EXERCISE INSTRUCTIONS
Where the word "odamlarning" occurs in a line, return that line.

-- Start SUPPLIED RECORDS --

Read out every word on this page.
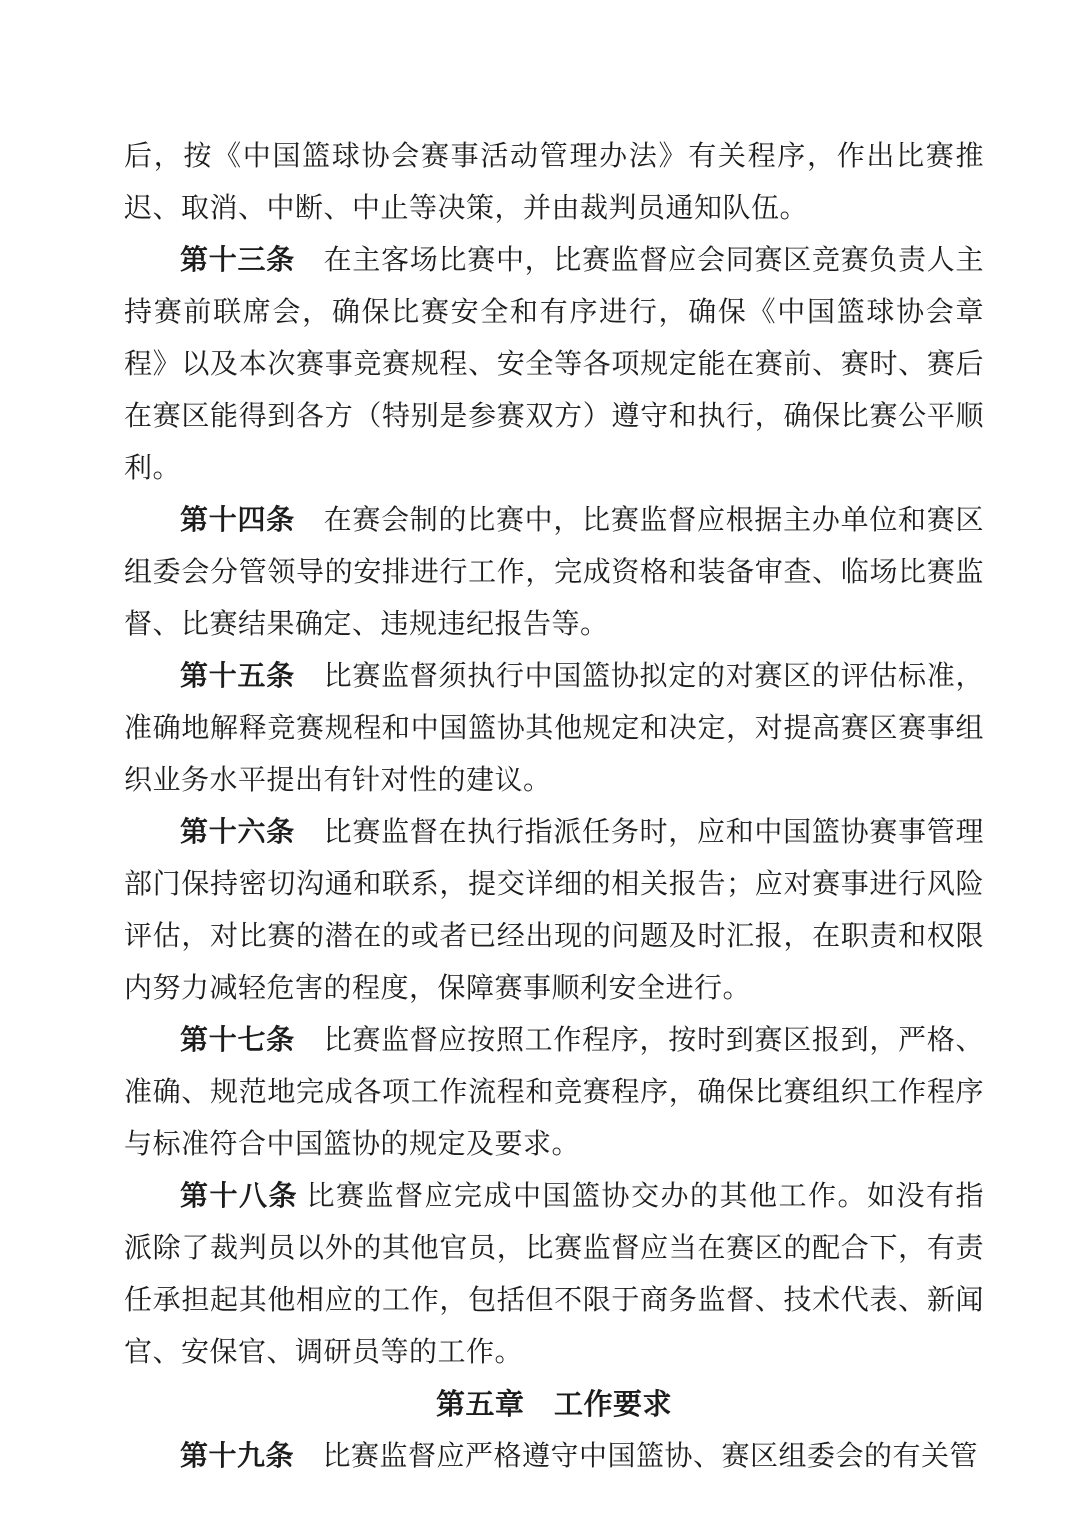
后，按《中国篮球协会赛事活动管理办法》有关程序，作出比赛推迟、取消、中断、中止等决策，并由裁判员通知队伍。

第十三条　 在主客场比赛中，比赛监督应会同赛区竞赛负责人主持赛前联席会，确保比赛安全和有序进行，确保《中国篮球协会章程》以及本次赛事竞赛规程、安全等各项规定能在赛前、赛时、赛后在赛区能得到各方（特别是参赛双方）遵守和执行，确保比赛公平顺利。

第十四条　 在赛会制的比赛中，比赛监督应根据主办单位和赛区组委会分管领导的安排进行工作，完成资格和装备审查、临场比赛监督、比赛结果确定、违规违纪报告等。

第十五条　 比赛监督须执行中国篮协拟定的对赛区的评估标准，准确地解释竞赛规程和中国篮协其他规定和决定，对提高赛区赛事组织业务水平提出有针对性的建议。

第十六条　 比赛监督在执行指派任务时，应和中国篮协赛事管理部门保持密切沟通和联系，提交详细的相关报告；应对赛事进行风险评估，对比赛的潜在的或者已经出现的问题及时汇报，在职责和权限内努力减轻危害的程度，保障赛事顺利安全进行。

第十七条　 比赛监督应按照工作程序，按时到赛区报到，严格、准确、规范地完成各项工作流程和竞赛程序，确保比赛组织工作程序与标准符合中国篮协的规定及要求。

第十八条 比赛监督应完成中国篮协交办的其他工作。如没有指派除了裁判员以外的其他官员，比赛监督应当在赛区的配合下，有责任承担起其他相应的工作，包括但不限于商务监督、技术代表、新闻官、安保官、调研员等的工作。

第五章　工作要求

第十九条　 比赛监督应严格遵守中国篮协、赛区组委会的有关管
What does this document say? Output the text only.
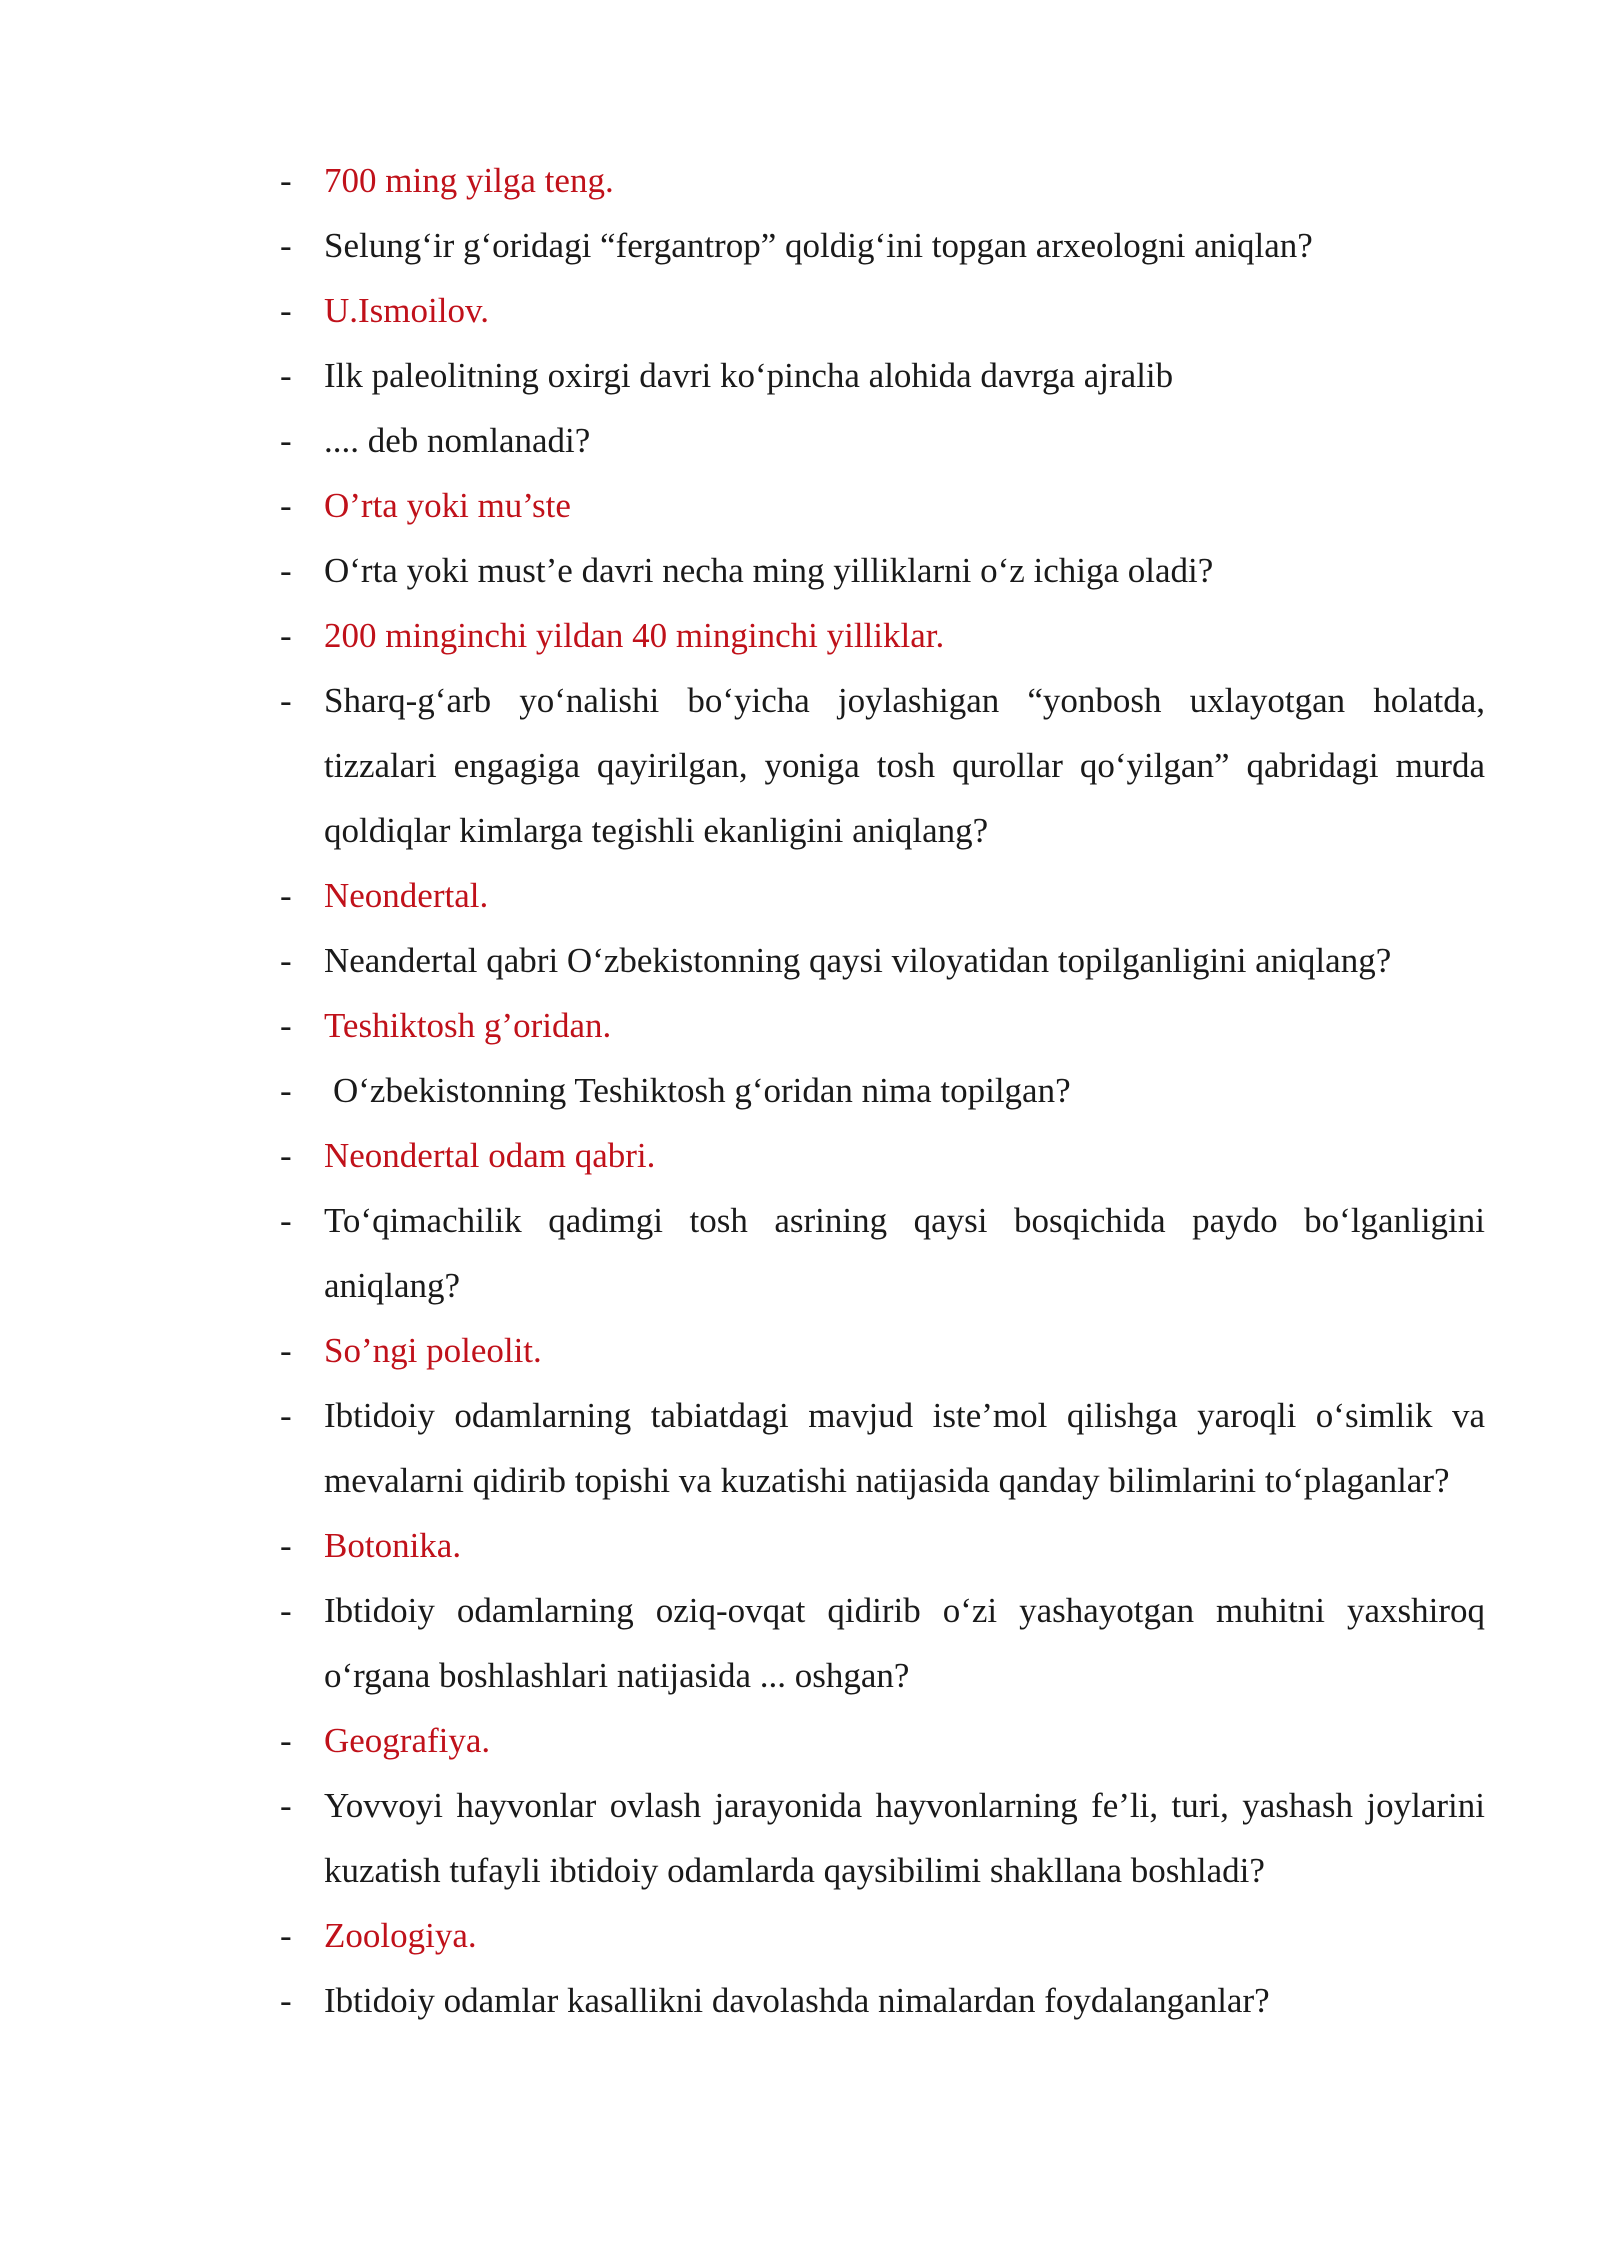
- 700 ming yilga teng.
- Selung‘ir g‘oridagi “fergantrop” qoldig‘ini topgan arxeologni aniqlan?
- U.Ismoilov.
- Ilk paleolitning oxirgi davri ko‘pincha alohida davrga ajralib
- .... deb nomlanadi?
- O’rta yoki mu’ste
- O‘rta yoki must’e davri necha ming yilliklarni o‘z ichiga oladi?
- 200 minginchi yildan 40 minginchi yilliklar.
- Sharq-g‘arb yo‘nalishi bo‘yicha joylashigan “yonbosh uxlayotgan holatda, tizzalari engagiga qayirilgan, yoniga tosh qurollar qo‘yilgan” qabridagi murda qoldiqlar kimlarga tegishli ekanligini aniqlang?
- Neondertal.
- Neandertal qabri O‘zbekistonning qaysi viloyatidan topilganligini aniqlang?
- Teshiktosh g’oridan.
-	O‘zbekistonning Teshiktosh g‘oridan nima topilgan?
- Neondertal odam qabri.
- To‘qimachilik qadimgi tosh asrining qaysi bosqichida paydo bo‘lganligini aniqlang?
- So’ngi poleolit.
- Ibtidoiy odamlarning tabiatdagi mavjud iste’mol qilishga yaroqli o‘simlik va mevalarni qidirib topishi va kuzatishi natijasida qanday bilimlarini to‘plaganlar?
- Botonika.
- Ibtidoiy odamlarning oziq-ovqat qidirib o‘zi yashayotgan muhitni yaxshiroq o‘rgana boshlashlari natijasida ... oshgan?
- Geografiya.
- Yovvoyi hayvonlar ovlash jarayonida hayvonlarning fe’li, turi, yashash joylarini kuzatish tufayli ibtidoiy odamlarda qaysibilimi shakllana boshladi?
- Zoologiya.
- Ibtidoiy odamlar kasallikni davolashda nimalardan foydalanganlar?
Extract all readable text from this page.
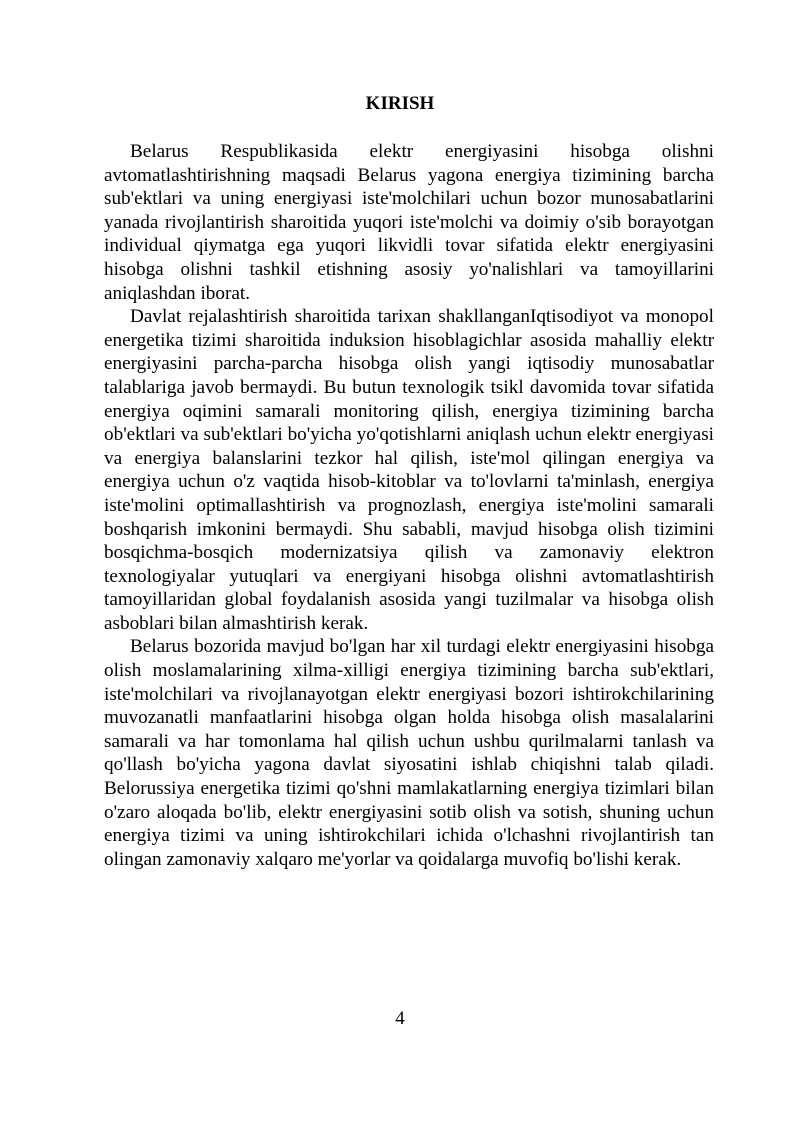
KIRISH

Belarus Respublikasida elektr energiyasini hisobga olishni avtomatlashtirishning maqsadi Belarus yagona energiya tizimining barcha sub'ektlari va uning energiyasi iste'molchilari uchun bozor munosabatlarini yanada rivojlantirish sharoitida yuqori iste'molchi va doimiy o'sib borayotgan individual qiymatga ega yuqori likvidli tovar sifatida elektr energiyasini hisobga olishni tashkil etishning asosiy yo'nalishlari va tamoyillarini aniqlashdan iborat.

Davlat rejalashtirish sharoitida tarixan shakllanganIqtisodiyot va monopol energetika tizimi sharoitida induksion hisoblagichlar asosida mahalliy elektr energiyasini parcha-parcha hisobga olish yangi iqtisodiy munosabatlar talablariga javob bermaydi. Bu butun texnologik tsikl davomida tovar sifatida energiya oqimini samarali monitoring qilish, energiya tizimining barcha ob'ektlari va sub'ektlari bo'yicha yo'qotishlarni aniqlash uchun elektr energiyasi va energiya balanslarini tezkor hal qilish, iste'mol qilingan energiya va energiya uchun o'z vaqtida hisob-kitoblar va to'lovlarni ta'minlash, energiya iste'molini optimallashtirish va prognozlash, energiya iste'molini samarali boshqarish imkonini bermaydi. Shu sababli, mavjud hisobga olish tizimini bosqichma-bosqich modernizatsiya qilish va zamonaviy elektron texnologiyalar yutuqlari va energiyani hisobga olishni avtomatlashtirish tamoyillaridan global foydalanish asosida yangi tuzilmalar va hisobga olish asboblari bilan almashtirish kerak.

Belarus bozorida mavjud bo'lgan har xil turdagi elektr energiyasini hisobga olish moslamalarining xilma-xilligi energiya tizimining barcha sub'ektlari, iste'molchilari va rivojlanayotgan elektr energiyasi bozori ishtirokchilarining muvozanatli manfaatlarini hisobga olgan holda hisobga olish masalalarini samarali va har tomonlama hal qilish uchun ushbu qurilmalarni tanlash va qo'llash bo'yicha yagona davlat siyosatini ishlab chiqishni talab qiladi. Belorussiya energetika tizimi qo'shni mamlakatlarning energiya tizimlari bilan o'zaro aloqada bo'lib, elektr energiyasini sotib olish va sotish, shuning uchun energiya tizimi va uning ishtirokchilari ichida o'lchashni rivojlantirish tan olingan zamonaviy xalqaro me'yorlar va qoidalarga muvofiq bo'lishi kerak.

4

-- End SUPPLIED RECORDS --

RESULT BELOW
- Ibtidoiy odamlarning tabiatdagi mavjud iste’mol qilishga yaroqli o‘simlik va mevalarni qidirib topishi va kuzatishi natijasida qanday bilimlarini to‘plaganlar?
- Ibtidoiy odamlarning oziq-ovqat qidirib o‘zi yashayotgan muhitni yaxshiroq o‘rgana boshlashlari natijasida ... oshgan?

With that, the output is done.